A run of records
▬▬▬

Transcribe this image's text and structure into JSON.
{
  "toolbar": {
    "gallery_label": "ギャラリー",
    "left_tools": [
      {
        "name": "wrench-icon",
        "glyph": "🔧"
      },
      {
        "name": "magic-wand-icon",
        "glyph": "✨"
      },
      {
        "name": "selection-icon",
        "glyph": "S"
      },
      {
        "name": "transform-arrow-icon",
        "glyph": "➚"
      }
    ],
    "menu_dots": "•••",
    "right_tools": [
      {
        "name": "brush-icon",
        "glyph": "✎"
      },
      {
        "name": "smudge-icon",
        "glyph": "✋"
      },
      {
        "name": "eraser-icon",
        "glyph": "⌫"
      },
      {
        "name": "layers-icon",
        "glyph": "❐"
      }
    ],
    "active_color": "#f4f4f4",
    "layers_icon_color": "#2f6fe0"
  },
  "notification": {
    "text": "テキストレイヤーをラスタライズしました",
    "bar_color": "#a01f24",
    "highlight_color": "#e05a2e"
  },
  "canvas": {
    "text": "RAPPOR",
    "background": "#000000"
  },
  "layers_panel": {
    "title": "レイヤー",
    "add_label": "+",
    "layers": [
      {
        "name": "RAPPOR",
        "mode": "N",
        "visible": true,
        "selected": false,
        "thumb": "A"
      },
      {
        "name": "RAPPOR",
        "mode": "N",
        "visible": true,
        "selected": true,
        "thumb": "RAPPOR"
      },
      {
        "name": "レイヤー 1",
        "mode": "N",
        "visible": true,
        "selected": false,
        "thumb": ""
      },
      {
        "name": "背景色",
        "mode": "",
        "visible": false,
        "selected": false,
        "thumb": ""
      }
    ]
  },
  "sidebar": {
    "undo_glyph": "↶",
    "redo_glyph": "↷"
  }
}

▬▬▬

-- Stated task --
Extract from the material all lines containing the string "name".

-- Finished answer --
        "name": "wrench-icon",
        "name": "magic-wand-icon",
        "name": "selection-icon",
        "name": "transform-arrow-icon",
        "name": "brush-icon",
        "name": "smudge-icon",
        "name": "eraser-icon",
        "name": "layers-icon",
        "name": "RAPPOR",
        "name": "RAPPOR",
        "name": "レイヤー 1",
        "name": "背景色",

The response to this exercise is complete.